### What is needed
Tally the lines containing the word "text" and give the total alone.

# # # #

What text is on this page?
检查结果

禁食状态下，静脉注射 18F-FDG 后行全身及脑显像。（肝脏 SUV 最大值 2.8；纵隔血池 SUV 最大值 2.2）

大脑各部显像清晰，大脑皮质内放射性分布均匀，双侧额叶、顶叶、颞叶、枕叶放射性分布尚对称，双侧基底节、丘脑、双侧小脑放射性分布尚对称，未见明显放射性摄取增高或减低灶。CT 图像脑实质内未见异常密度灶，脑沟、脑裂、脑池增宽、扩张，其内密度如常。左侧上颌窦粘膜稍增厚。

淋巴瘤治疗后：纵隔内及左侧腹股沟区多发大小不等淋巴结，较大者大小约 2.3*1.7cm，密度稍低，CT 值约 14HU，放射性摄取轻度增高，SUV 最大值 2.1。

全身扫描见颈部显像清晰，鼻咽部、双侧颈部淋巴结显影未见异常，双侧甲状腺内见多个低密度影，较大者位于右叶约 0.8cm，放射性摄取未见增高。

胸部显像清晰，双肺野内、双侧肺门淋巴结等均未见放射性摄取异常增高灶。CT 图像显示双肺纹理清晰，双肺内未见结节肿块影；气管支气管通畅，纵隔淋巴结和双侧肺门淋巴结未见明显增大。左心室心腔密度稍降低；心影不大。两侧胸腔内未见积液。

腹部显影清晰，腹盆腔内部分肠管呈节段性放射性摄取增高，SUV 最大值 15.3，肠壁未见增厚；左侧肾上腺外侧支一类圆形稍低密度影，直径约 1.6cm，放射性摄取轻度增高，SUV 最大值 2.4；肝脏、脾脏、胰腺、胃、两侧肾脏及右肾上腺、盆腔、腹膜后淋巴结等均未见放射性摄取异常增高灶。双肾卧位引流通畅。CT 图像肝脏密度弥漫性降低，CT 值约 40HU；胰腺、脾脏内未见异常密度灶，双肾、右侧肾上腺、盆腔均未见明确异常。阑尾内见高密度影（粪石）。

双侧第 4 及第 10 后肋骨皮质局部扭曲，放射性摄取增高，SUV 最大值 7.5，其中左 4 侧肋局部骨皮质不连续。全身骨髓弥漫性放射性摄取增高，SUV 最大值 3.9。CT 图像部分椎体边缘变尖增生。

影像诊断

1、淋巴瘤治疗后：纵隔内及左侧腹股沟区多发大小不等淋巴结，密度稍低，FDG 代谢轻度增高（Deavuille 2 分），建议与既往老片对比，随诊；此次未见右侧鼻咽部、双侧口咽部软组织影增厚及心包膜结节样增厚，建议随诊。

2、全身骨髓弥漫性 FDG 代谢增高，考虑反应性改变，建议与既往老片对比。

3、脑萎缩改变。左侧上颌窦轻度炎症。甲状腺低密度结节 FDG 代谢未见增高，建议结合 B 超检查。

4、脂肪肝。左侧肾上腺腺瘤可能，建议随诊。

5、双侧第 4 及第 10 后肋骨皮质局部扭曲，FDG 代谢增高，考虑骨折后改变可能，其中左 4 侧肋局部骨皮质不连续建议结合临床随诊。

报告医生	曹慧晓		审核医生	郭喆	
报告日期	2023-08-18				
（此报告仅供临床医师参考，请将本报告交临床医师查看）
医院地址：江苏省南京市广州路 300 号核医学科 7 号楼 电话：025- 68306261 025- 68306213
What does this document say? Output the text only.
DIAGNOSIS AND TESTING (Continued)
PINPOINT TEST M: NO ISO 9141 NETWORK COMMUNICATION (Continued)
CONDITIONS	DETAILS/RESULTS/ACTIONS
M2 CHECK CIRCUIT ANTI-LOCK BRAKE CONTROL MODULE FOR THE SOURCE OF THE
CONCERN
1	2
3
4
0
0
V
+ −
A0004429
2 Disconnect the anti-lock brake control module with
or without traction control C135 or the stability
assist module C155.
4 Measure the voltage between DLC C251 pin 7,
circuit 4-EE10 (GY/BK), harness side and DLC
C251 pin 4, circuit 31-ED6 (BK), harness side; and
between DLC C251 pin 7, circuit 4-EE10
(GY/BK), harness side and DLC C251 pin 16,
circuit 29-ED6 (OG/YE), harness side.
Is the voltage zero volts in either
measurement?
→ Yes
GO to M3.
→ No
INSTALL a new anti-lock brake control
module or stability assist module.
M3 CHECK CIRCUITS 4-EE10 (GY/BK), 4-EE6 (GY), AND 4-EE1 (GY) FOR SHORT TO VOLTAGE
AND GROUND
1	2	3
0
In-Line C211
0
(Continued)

# # # #

### Complete response
2